_Work to be completed:_
Working from the entries that follow, retype each one without any alteration.

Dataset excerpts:
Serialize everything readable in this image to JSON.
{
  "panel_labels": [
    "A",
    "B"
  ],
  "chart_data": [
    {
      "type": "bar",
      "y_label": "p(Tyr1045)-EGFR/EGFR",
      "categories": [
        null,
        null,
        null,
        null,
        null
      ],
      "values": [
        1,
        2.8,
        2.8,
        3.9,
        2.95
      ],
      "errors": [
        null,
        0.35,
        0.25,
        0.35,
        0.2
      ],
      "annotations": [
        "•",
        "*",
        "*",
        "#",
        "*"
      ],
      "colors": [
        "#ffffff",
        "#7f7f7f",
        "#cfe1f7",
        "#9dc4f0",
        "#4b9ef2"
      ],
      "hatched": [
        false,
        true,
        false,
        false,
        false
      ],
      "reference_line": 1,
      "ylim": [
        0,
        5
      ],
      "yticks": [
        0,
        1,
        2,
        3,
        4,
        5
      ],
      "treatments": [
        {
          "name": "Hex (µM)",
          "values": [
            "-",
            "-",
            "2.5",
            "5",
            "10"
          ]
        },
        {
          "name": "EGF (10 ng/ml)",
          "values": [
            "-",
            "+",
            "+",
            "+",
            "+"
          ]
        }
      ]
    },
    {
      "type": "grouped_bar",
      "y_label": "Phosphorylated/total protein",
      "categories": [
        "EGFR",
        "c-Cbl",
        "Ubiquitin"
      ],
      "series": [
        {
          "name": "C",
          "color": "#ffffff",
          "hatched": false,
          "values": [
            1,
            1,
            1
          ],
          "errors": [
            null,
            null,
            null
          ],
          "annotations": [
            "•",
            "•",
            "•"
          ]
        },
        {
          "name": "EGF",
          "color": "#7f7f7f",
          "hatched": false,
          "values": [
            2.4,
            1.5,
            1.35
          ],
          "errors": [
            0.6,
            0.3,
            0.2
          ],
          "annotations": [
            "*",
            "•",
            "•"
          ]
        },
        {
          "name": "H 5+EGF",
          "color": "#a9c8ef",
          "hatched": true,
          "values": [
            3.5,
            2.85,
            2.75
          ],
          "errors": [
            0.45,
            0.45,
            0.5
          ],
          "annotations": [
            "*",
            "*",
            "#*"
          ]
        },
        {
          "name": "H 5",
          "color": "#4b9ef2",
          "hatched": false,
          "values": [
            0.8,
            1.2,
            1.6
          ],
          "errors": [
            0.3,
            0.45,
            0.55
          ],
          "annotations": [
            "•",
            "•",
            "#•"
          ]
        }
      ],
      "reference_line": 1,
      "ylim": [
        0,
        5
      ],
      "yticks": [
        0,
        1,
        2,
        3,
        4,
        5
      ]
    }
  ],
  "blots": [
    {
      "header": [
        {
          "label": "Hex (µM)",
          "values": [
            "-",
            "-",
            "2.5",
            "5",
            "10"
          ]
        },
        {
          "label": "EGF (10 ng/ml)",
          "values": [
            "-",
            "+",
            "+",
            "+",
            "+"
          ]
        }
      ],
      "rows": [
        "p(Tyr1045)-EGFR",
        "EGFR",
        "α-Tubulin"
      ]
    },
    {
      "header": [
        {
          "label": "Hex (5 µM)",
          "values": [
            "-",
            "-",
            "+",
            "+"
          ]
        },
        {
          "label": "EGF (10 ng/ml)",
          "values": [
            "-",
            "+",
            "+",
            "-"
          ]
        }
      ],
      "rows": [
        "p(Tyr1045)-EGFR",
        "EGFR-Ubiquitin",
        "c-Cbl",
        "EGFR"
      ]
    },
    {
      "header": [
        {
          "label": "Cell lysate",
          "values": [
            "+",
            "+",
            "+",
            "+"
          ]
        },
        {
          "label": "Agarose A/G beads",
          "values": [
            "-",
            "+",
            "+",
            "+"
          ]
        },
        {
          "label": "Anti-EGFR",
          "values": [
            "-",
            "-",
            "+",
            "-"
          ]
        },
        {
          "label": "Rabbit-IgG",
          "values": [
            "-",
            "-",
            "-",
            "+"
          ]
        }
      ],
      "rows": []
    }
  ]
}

_Exercise result:_
Serialize everything readable in this image to JSON.
{
  "panel_labels": [
    "A",
    "B"
  ],
  "chart_data": [
    {
      "type": "bar",
      "y_label": "p(Tyr1045)-EGFR/EGFR",
      "categories": [
        null,
        null,
        null,
        null,
        null
      ],
      "values": [
        1,
        2.8,
        2.8,
        3.9,
        2.95
      ],
      "errors": [
        null,
        0.35,
        0.25,
        0.35,
        0.2
      ],
      "annotations": [
        "•",
        "*",
        "*",
        "#",
        "*"
      ],
      "colors": [
        "#ffffff",
        "#7f7f7f",
        "#cfe1f7",
        "#9dc4f0",
        "#4b9ef2"
      ],
      "hatched": [
        false,
        true,
        false,
        false,
        false
      ],
      "reference_line": 1,
      "ylim": [
        0,
        5
      ],
      "yticks": [
        0,
        1,
        2,
        3,
        4,
        5
      ],
      "treatments": [
        {
          "name": "Hex (µM)",
          "values": [
            "-",
            "-",
            "2.5",
            "5",
            "10"
          ]
        },
        {
          "name": "EGF (10 ng/ml)",
          "values": [
            "-",
            "+",
            "+",
            "+",
            "+"
          ]
        }
      ]
    },
    {
      "type": "grouped_bar",
      "y_label": "Phosphorylated/total protein",
      "categories": [
        "EGFR",
        "c-Cbl",
        "Ubiquitin"
      ],
      "series": [
        {
          "name": "C",
          "color": "#ffffff",
          "hatched": false,
          "values": [
            1,
            1,
            1
          ],
          "errors": [
            null,
            null,
            null
          ],
          "annotations": [
            "•",
            "•",
            "•"
          ]
        },
        {
          "name": "EGF",
          "color": "#7f7f7f",
          "hatched": false,
          "values": [
            2.4,
            1.5,
            1.35
          ],
          "errors": [
            0.6,
            0.3,
            0.2
          ],
          "annotations": [
            "*",
            "•",
            "•"
          ]
        },
        {
          "name": "H 5+EGF",
          "color": "#a9c8ef",
          "hatched": true,
          "values": [
            3.5,
            2.85,
            2.75
          ],
          "errors": [
            0.45,
            0.45,
            0.5
          ],
          "annotations": [
            "*",
            "*",
            "#*"
          ]
        },
        {
          "name": "H 5",
          "color": "#4b9ef2",
          "hatched": false,
          "values": [
            0.8,
            1.2,
            1.6
          ],
          "errors": [
            0.3,
            0.45,
            0.55
          ],
          "annotations": [
            "•",
            "•",
            "#•"
          ]
        }
      ],
      "reference_line": 1,
      "ylim": [
        0,
        5
      ],
      "yticks": [
        0,
        1,
        2,
        3,
        4,
        5
      ]
    }
  ],
  "blots": [
    {
      "header": [
        {
          "label": "Hex (µM)",
          "values": [
            "-",
            "-",
            "2.5",
            "5",
            "10"
          ]
        },
        {
          "label": "EGF (10 ng/ml)",
          "values": [
            "-",
            "+",
            "+",
            "+",
            "+"
          ]
        }
      ],
      "rows": [
        "p(Tyr1045)-EGFR",
        "EGFR",
        "α-Tubulin"
      ]
    },
    {
      "header": [
        {
          "label": "Hex (5 µM)",
          "values": [
            "-",
            "-",
            "+",
            "+"
          ]
        },
        {
          "label": "EGF (10 ng/ml)",
          "values": [
            "-",
            "+",
            "+",
            "-"
          ]
        }
      ],
      "rows": [
        "p(Tyr1045)-EGFR",
        "EGFR-Ubiquitin",
        "c-Cbl",
        "EGFR"
      ]
    },
    {
      "header": [
        {
          "label": "Cell lysate",
          "values": [
            "+",
            "+",
            "+",
            "+"
          ]
        },
        {
          "label": "Agarose A/G beads",
          "values": [
            "-",
            "+",
            "+",
            "+"
          ]
        },
        {
          "label": "Anti-EGFR",
          "values": [
            "-",
            "-",
            "+",
            "-"
          ]
        },
        {
          "label": "Rabbit-IgG",
          "values": [
            "-",
            "-",
            "-",
            "+"
          ]
        }
      ],
      "rows": []
    }
  ]
}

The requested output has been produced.